**EXERCISE BRIEF**
Give every line again exactly as it appears, please, but not the pictures.

**EXTRACTED DATA**
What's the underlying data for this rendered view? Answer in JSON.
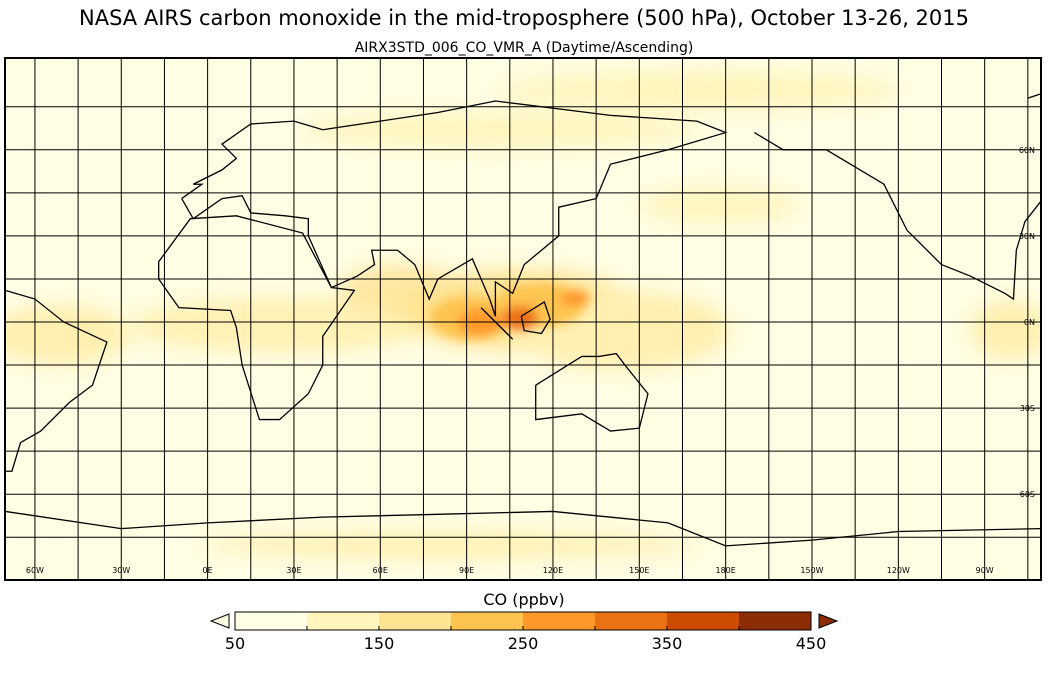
{
  "title": "NASA AIRS carbon monoxide in the mid-troposphere (500 hPa), October 13-26, 2015",
  "subtitle": "AIRX3STD_006_CO_VMR_A (Daytime/Ascending)",
  "map": {
    "lon_labels": [
      {
        "lon": -60,
        "text": "60W"
      },
      {
        "lon": -30,
        "text": "30W"
      },
      {
        "lon": 0,
        "text": "0E"
      },
      {
        "lon": 30,
        "text": "30E"
      },
      {
        "lon": 60,
        "text": "60E"
      },
      {
        "lon": 90,
        "text": "90E"
      },
      {
        "lon": 120,
        "text": "120E"
      },
      {
        "lon": 150,
        "text": "150E"
      },
      {
        "lon": 180,
        "text": "180E"
      },
      {
        "lon": 210,
        "text": "150W"
      },
      {
        "lon": 240,
        "text": "120W"
      },
      {
        "lon": 270,
        "text": "90W"
      }
    ],
    "lat_labels": [
      {
        "lat": 60,
        "text": "60N"
      },
      {
        "lat": 30,
        "text": "30N"
      },
      {
        "lat": 0,
        "text": "0N"
      },
      {
        "lat": -30,
        "text": "30S"
      },
      {
        "lat": -60,
        "text": "60S"
      }
    ],
    "grid_step_deg": 15
  },
  "colorbar": {
    "title": "CO (ppbv)",
    "bounds": [
      50,
      100,
      150,
      200,
      250,
      300,
      350,
      400,
      450
    ],
    "colors": [
      "#fffde4",
      "#fff5bd",
      "#fee391",
      "#fec44f",
      "#fe9929",
      "#ec7014",
      "#cc4c02",
      "#8c2d04"
    ],
    "under_color": "#fffde4",
    "over_color": "#8c2d04",
    "tick_labels": [
      "50",
      "150",
      "250",
      "350",
      "450"
    ]
  }
}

**THE REPLY**
What's the underlying data for this rendered view? Answer in JSON.
{
  "title": "NASA AIRS carbon monoxide in the mid-troposphere (500 hPa), October 13-26, 2015",
  "subtitle": "AIRX3STD_006_CO_VMR_A (Daytime/Ascending)",
  "map": {
    "lon_labels": [
      {
        "lon": -60,
        "text": "60W"
      },
      {
        "lon": -30,
        "text": "30W"
      },
      {
        "lon": 0,
        "text": "0E"
      },
      {
        "lon": 30,
        "text": "30E"
      },
      {
        "lon": 60,
        "text": "60E"
      },
      {
        "lon": 90,
        "text": "90E"
      },
      {
        "lon": 120,
        "text": "120E"
      },
      {
        "lon": 150,
        "text": "150E"
      },
      {
        "lon": 180,
        "text": "180E"
      },
      {
        "lon": 210,
        "text": "150W"
      },
      {
        "lon": 240,
        "text": "120W"
      },
      {
        "lon": 270,
        "text": "90W"
      }
    ],
    "lat_labels": [
      {
        "lat": 60,
        "text": "60N"
      },
      {
        "lat": 30,
        "text": "30N"
      },
      {
        "lat": 0,
        "text": "0N"
      },
      {
        "lat": -30,
        "text": "30S"
      },
      {
        "lat": -60,
        "text": "60S"
      }
    ],
    "grid_step_deg": 15
  },
  "colorbar": {
    "title": "CO (ppbv)",
    "bounds": [
      50,
      100,
      150,
      200,
      250,
      300,
      350,
      400,
      450
    ],
    "colors": [
      "#fffde4",
      "#fff5bd",
      "#fee391",
      "#fec44f",
      "#fe9929",
      "#ec7014",
      "#cc4c02",
      "#8c2d04"
    ],
    "under_color": "#fffde4",
    "over_color": "#8c2d04",
    "tick_labels": [
      "50",
      "150",
      "250",
      "350",
      "450"
    ]
  }
}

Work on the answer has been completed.